YOUR INSTRUCTIONS - Locate every line in the records below that holds the word "GOSPODYŃ" and return each one.

DATASET EXCERPTS -
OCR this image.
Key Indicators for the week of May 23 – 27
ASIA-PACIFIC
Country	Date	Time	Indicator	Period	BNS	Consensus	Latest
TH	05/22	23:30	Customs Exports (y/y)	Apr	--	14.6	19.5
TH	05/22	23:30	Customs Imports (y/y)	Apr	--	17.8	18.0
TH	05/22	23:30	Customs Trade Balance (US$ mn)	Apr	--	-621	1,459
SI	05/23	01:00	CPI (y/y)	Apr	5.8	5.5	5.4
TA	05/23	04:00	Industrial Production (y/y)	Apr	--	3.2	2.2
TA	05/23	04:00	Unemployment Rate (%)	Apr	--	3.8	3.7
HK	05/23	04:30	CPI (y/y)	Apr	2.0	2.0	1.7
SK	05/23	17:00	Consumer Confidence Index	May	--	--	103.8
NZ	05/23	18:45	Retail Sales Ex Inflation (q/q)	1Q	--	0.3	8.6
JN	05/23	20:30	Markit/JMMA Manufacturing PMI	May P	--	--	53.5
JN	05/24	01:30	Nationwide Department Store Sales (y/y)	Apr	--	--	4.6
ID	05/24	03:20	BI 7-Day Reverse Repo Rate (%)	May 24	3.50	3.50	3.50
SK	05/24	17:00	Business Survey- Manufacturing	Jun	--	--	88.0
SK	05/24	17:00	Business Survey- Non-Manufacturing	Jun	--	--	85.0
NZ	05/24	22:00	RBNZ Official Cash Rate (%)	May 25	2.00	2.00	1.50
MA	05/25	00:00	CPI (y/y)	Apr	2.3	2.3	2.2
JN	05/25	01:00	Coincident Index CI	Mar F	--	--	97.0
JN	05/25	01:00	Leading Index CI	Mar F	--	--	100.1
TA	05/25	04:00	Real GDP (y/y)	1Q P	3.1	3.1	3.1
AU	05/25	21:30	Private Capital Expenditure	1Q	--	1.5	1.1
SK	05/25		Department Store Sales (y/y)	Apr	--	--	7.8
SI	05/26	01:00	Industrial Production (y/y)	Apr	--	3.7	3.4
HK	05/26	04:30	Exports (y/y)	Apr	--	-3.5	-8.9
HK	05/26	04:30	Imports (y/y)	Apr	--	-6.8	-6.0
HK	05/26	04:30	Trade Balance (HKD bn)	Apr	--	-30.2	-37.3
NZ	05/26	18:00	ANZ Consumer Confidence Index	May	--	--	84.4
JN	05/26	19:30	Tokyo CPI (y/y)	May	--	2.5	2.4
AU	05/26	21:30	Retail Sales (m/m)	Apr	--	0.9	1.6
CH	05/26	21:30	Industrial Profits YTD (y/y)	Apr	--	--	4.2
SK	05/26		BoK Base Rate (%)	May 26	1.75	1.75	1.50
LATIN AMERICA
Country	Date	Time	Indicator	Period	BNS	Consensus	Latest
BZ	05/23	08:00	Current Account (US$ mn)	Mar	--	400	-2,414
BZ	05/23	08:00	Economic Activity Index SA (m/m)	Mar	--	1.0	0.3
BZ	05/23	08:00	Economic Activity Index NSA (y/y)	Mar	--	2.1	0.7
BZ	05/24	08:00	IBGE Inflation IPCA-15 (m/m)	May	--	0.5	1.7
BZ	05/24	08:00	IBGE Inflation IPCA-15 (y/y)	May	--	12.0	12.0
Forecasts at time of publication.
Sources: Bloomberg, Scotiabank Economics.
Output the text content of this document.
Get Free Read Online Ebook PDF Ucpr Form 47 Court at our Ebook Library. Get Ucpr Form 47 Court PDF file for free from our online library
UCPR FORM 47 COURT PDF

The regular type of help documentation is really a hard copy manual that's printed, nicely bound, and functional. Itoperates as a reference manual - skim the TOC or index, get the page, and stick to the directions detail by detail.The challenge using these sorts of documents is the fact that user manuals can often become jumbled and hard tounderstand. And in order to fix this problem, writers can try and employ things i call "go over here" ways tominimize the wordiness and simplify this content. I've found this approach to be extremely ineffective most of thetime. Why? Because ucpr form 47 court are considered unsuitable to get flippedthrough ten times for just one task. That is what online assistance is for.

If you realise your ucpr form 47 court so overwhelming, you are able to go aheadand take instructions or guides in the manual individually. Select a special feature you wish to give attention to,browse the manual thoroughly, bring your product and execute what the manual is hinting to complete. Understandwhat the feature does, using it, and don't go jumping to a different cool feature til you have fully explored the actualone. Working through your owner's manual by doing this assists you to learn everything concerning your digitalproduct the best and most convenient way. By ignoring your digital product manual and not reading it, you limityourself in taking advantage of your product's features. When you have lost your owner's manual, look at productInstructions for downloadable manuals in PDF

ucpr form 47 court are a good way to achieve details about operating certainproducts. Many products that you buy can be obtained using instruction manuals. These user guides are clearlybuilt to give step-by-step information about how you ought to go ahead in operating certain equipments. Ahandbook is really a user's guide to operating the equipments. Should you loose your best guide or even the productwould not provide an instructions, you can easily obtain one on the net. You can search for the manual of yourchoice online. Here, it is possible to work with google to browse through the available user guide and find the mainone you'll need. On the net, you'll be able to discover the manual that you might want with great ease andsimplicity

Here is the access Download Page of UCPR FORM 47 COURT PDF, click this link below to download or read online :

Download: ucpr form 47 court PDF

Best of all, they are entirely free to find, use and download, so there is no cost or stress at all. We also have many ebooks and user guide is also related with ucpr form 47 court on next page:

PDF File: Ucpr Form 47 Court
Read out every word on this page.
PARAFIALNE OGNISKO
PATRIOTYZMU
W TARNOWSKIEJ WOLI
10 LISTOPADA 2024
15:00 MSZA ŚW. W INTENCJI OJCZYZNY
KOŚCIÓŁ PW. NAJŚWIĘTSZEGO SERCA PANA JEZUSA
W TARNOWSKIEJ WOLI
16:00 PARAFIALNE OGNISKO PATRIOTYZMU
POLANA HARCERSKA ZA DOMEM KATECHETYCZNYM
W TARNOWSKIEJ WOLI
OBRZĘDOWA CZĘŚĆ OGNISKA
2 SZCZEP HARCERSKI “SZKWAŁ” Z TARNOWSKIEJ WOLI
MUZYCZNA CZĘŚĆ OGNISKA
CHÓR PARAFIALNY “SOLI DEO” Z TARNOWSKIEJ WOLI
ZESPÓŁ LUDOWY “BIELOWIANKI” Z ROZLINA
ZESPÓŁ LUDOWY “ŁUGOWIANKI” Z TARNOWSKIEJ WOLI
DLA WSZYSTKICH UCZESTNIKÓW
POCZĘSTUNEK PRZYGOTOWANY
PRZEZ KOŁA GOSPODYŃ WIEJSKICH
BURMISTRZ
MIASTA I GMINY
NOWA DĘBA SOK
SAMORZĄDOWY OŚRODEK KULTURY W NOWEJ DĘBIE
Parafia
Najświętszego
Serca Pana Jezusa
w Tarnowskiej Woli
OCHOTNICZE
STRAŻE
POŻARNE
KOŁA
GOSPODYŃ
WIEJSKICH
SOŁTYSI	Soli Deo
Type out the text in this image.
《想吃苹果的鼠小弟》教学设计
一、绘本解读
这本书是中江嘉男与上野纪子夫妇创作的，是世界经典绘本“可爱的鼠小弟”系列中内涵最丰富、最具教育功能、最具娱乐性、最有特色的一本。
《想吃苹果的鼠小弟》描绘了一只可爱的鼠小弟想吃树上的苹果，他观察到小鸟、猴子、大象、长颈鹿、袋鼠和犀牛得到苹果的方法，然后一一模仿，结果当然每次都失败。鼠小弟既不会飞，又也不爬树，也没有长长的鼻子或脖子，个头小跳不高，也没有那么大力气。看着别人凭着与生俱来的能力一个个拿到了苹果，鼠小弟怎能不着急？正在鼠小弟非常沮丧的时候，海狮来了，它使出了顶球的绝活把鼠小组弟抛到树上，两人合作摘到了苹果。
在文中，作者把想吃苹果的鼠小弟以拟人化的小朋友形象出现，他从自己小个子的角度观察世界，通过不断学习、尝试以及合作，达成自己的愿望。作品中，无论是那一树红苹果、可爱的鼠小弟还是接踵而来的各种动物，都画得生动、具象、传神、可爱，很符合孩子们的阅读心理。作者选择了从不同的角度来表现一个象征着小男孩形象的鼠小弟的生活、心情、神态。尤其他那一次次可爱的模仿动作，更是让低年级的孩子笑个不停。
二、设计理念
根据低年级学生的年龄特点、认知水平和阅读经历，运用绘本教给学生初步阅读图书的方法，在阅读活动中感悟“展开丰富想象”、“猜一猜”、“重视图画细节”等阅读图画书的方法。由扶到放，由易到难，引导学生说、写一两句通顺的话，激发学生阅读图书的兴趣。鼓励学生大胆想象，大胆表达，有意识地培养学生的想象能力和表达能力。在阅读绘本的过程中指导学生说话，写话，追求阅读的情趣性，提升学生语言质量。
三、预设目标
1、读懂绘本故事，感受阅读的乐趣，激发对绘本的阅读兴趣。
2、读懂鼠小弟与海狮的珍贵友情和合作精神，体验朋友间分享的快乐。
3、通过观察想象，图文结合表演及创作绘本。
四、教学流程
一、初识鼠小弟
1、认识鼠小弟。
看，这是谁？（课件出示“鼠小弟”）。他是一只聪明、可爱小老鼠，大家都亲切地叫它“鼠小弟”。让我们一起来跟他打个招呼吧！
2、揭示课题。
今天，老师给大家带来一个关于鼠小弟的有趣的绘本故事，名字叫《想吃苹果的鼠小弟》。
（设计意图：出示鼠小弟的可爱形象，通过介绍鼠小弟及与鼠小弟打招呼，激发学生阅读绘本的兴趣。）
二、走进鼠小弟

ANSWER TO THIS PROBLEM -
PRZEZ KOŁA GOSPODYŃ WIEJSKICH
GOSPODYŃ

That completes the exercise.